READING PASSAGE:
[Start]

Hopefully at least some of you now reading this have read my last 4 posts or so, where I have tried to make the case that our system is broken. Here, I begin to offer solutions. Step one in solving any problem is defining what the desired outcome is. That is the concern of this piece.
Tomorrow I will post the actual proposal, which I now believe has actually been tried and used before, in part. That will be a topic of research for tomorrow before it goes up.
For now, please read this with an open mind.
Free market capitalism has two key components: free markets, and capitalism. This seems simple enough. As things stand today, neither applies fully to our banking system.
To consider this topic more fully, let’s consider the question of what a capitalistic, free market banking system would look like.
Here Capitalism will be defined as the use of profits from business to fund growth through reinvestment.
A free market is one in which no enterprise has a legal monopoly through which the forces of supply and demand can be artificially altered.
To begin with, inflation—which is to say the creation of money from nothing--is inconsistent with capitalism. We need a certain amount of money, but the precise quantity doesn’t matter. If a pencil costs $2 and you make $2 an hour, has anything changed if it costs $4 and you make $4 an hour?
Capitalism works best when prices only change with changes in efficiency. This leads necessarily to deflation, which is to say an increase in the purchasing power of money. Deflation, in turn, provides an incentive to save, which is to say to personally capitalize your purchases as an individual and as a businessman. This is quite obviously the opposite of a reliance on borrowing facilitated by money creation, which as an economic system I have labeled "Monetary Mercantilism".
This fact—that our purchasing power should be much, much greater than it is--is actually quite sad, because once you grasp it fully, you realize the sheer quantity of waste we have seen over the last 100 or more years.

[End]

RECORDED DATA:
[Start]

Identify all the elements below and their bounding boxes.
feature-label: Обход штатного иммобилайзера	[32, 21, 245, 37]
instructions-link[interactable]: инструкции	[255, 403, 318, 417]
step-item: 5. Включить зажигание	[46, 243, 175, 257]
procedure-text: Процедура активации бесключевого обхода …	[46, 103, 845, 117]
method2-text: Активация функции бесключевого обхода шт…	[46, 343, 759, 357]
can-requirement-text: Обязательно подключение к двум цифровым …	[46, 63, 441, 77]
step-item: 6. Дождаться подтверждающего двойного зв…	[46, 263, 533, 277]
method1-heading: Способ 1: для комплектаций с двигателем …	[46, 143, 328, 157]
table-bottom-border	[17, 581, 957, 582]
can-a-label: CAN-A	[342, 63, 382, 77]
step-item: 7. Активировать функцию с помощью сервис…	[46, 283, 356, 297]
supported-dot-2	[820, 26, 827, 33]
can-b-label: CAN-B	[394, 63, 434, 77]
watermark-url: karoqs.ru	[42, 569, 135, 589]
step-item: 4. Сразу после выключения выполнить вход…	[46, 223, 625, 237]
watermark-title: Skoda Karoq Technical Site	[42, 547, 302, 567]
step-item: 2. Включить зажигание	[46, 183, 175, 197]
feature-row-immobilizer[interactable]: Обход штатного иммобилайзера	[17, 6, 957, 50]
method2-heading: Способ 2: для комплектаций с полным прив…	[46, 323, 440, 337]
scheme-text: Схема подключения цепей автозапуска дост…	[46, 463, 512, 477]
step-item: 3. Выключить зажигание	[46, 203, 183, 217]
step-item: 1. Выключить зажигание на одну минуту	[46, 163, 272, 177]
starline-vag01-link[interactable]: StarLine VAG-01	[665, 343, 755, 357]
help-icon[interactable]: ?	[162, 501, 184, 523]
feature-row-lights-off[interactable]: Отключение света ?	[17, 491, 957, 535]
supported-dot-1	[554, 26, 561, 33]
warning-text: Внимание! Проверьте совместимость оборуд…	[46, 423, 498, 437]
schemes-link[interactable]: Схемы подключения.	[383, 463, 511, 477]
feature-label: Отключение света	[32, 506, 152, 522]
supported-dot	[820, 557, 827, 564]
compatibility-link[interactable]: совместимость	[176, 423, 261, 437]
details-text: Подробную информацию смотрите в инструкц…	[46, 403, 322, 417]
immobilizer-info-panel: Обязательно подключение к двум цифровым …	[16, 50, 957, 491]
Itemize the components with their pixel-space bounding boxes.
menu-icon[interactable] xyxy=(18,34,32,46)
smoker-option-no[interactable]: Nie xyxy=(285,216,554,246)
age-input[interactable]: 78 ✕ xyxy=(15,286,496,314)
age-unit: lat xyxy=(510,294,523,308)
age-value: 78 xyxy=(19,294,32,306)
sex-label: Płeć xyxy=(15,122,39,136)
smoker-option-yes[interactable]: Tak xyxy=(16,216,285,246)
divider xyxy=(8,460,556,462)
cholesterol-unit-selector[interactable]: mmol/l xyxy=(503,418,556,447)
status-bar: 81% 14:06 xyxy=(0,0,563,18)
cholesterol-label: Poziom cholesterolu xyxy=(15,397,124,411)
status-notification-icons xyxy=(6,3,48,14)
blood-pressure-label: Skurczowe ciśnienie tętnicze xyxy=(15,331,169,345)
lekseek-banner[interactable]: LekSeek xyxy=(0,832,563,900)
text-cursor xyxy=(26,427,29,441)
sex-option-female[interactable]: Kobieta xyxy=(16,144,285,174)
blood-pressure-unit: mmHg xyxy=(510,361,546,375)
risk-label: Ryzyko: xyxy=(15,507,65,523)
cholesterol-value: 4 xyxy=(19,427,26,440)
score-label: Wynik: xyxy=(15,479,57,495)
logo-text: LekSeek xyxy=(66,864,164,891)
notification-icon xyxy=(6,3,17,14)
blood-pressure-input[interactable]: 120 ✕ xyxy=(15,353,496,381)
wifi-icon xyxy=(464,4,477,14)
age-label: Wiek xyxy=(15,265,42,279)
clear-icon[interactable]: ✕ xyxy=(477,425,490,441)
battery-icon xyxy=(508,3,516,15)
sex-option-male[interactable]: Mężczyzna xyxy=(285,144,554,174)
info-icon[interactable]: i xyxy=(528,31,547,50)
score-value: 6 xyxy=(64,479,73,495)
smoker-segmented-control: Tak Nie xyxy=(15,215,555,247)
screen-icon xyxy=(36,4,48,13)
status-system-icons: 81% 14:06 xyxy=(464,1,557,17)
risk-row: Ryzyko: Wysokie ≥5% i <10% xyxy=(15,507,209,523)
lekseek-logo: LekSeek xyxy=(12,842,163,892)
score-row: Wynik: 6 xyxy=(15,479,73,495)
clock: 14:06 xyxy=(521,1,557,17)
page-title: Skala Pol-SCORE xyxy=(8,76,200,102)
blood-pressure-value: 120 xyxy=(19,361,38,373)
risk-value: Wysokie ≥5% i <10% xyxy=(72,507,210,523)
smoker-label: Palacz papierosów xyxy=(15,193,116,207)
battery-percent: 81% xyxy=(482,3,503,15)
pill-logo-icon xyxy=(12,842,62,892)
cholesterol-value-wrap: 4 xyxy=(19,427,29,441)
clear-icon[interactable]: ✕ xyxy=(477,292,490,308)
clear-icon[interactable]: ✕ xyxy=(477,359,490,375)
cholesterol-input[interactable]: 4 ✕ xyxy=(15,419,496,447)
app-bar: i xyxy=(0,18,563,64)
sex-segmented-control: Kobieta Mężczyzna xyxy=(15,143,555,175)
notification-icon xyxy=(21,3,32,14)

[End]

SET PROBLEM:
In the post about a free-market banking system, how is capitalism defined?

SOLUTION TO THIS PROBLEM:
As the use of profits from business to fund growth through reinvestment.